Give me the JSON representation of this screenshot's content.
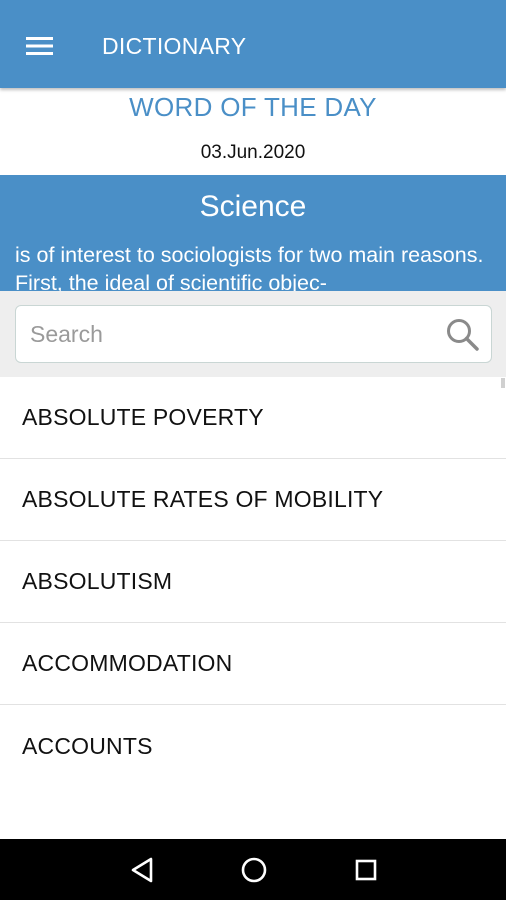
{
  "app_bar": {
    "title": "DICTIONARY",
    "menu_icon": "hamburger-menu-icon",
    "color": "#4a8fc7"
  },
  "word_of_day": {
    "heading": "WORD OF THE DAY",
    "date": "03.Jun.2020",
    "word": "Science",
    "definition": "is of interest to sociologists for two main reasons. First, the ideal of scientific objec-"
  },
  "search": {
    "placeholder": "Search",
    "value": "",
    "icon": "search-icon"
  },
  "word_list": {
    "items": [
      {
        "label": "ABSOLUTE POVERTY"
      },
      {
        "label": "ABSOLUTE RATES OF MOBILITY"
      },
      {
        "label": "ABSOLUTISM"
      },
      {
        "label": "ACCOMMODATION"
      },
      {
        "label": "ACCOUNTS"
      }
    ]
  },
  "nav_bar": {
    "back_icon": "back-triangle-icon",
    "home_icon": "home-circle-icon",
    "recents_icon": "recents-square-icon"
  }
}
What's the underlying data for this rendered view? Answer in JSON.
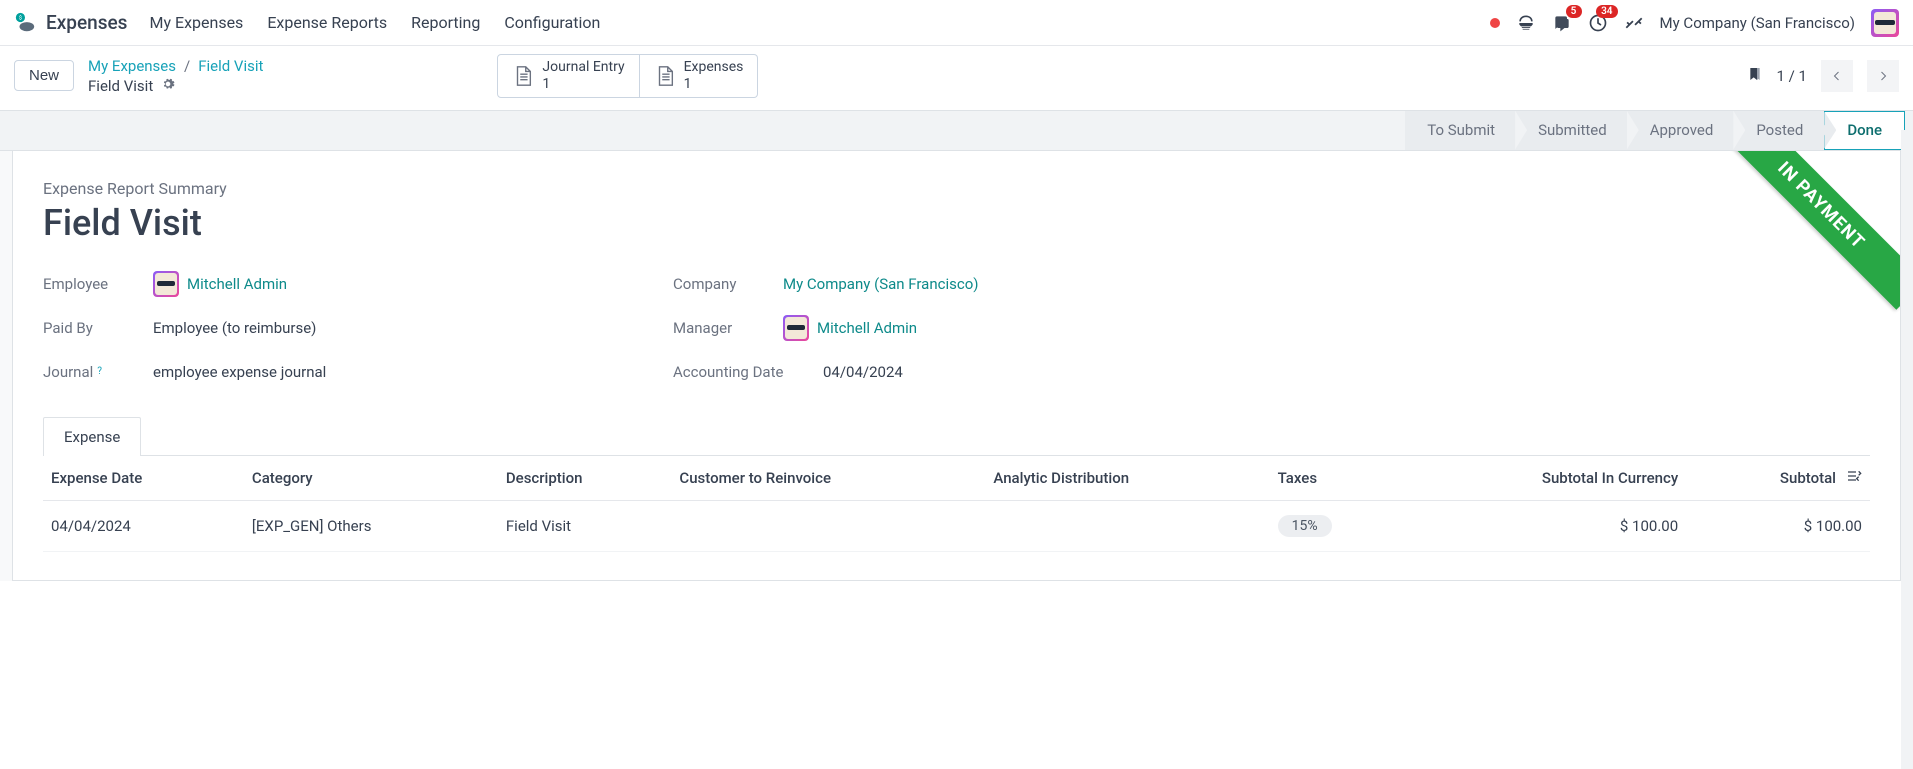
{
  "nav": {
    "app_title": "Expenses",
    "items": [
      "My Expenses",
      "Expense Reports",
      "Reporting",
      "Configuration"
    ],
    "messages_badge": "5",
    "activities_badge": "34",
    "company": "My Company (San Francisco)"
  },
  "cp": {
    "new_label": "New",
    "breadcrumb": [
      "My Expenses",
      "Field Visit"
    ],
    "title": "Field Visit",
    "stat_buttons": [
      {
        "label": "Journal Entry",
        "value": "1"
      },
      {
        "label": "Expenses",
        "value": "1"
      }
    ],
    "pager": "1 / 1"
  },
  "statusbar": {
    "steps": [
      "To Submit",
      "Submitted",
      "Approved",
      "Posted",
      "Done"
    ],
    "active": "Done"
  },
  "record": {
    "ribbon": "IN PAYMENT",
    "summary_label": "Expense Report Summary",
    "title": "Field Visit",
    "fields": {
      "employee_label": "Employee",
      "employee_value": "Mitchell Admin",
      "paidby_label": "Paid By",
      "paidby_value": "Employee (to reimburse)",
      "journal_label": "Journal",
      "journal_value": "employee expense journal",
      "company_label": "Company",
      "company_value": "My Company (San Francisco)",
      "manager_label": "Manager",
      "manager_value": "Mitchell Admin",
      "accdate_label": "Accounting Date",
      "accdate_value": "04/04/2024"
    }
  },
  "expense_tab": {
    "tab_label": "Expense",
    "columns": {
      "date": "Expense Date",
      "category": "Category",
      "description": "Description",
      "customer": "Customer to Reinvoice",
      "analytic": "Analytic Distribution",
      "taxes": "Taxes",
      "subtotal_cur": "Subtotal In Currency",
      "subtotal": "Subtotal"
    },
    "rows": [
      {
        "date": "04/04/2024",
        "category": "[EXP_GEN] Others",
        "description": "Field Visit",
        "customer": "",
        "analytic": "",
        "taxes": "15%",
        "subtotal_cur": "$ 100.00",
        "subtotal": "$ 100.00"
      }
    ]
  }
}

- [DIRECTION]: Extract the full listing above verbatim; pictures are to be left out of the copy.

- [ANSWER TO THIS PROBLEM]:
Give me the JSON representation of this screenshot's content.
{
  "app_bar": {
    "title": "DICTIONARY",
    "menu_icon": "hamburger-menu-icon",
    "color": "#4a8fc7"
  },
  "word_of_day": {
    "heading": "WORD OF THE DAY",
    "date": "03.Jun.2020",
    "word": "Science",
    "definition": "is of interest to sociologists for two main reasons. First, the ideal of scientific objec-"
  },
  "search": {
    "placeholder": "Search",
    "value": "",
    "icon": "search-icon"
  },
  "word_list": {
    "items": [
      {
        "label": "ABSOLUTE POVERTY"
      },
      {
        "label": "ABSOLUTE RATES OF MOBILITY"
      },
      {
        "label": "ABSOLUTISM"
      },
      {
        "label": "ACCOMMODATION"
      },
      {
        "label": "ACCOUNTS"
      }
    ]
  },
  "nav_bar": {
    "back_icon": "back-triangle-icon",
    "home_icon": "home-circle-icon",
    "recents_icon": "recents-square-icon"
  }
}
What's the underlying data for this rendered view? Answer in JSON.
{
  "nav": {
    "app_title": "Expenses",
    "items": [
      "My Expenses",
      "Expense Reports",
      "Reporting",
      "Configuration"
    ],
    "messages_badge": "5",
    "activities_badge": "34",
    "company": "My Company (San Francisco)"
  },
  "cp": {
    "new_label": "New",
    "breadcrumb": [
      "My Expenses",
      "Field Visit"
    ],
    "title": "Field Visit",
    "stat_buttons": [
      {
        "label": "Journal Entry",
        "value": "1"
      },
      {
        "label": "Expenses",
        "value": "1"
      }
    ],
    "pager": "1 / 1"
  },
  "statusbar": {
    "steps": [
      "To Submit",
      "Submitted",
      "Approved",
      "Posted",
      "Done"
    ],
    "active": "Done"
  },
  "record": {
    "ribbon": "IN PAYMENT",
    "summary_label": "Expense Report Summary",
    "title": "Field Visit",
    "fields": {
      "employee_label": "Employee",
      "employee_value": "Mitchell Admin",
      "paidby_label": "Paid By",
      "paidby_value": "Employee (to reimburse)",
      "journal_label": "Journal",
      "journal_value": "employee expense journal",
      "company_label": "Company",
      "company_value": "My Company (San Francisco)",
      "manager_label": "Manager",
      "manager_value": "Mitchell Admin",
      "accdate_label": "Accounting Date",
      "accdate_value": "04/04/2024"
    }
  },
  "expense_tab": {
    "tab_label": "Expense",
    "columns": {
      "date": "Expense Date",
      "category": "Category",
      "description": "Description",
      "customer": "Customer to Reinvoice",
      "analytic": "Analytic Distribution",
      "taxes": "Taxes",
      "subtotal_cur": "Subtotal In Currency",
      "subtotal": "Subtotal"
    },
    "rows": [
      {
        "date": "04/04/2024",
        "category": "[EXP_GEN] Others",
        "description": "Field Visit",
        "customer": "",
        "analytic": "",
        "taxes": "15%",
        "subtotal_cur": "$ 100.00",
        "subtotal": "$ 100.00"
      }
    ]
  }
}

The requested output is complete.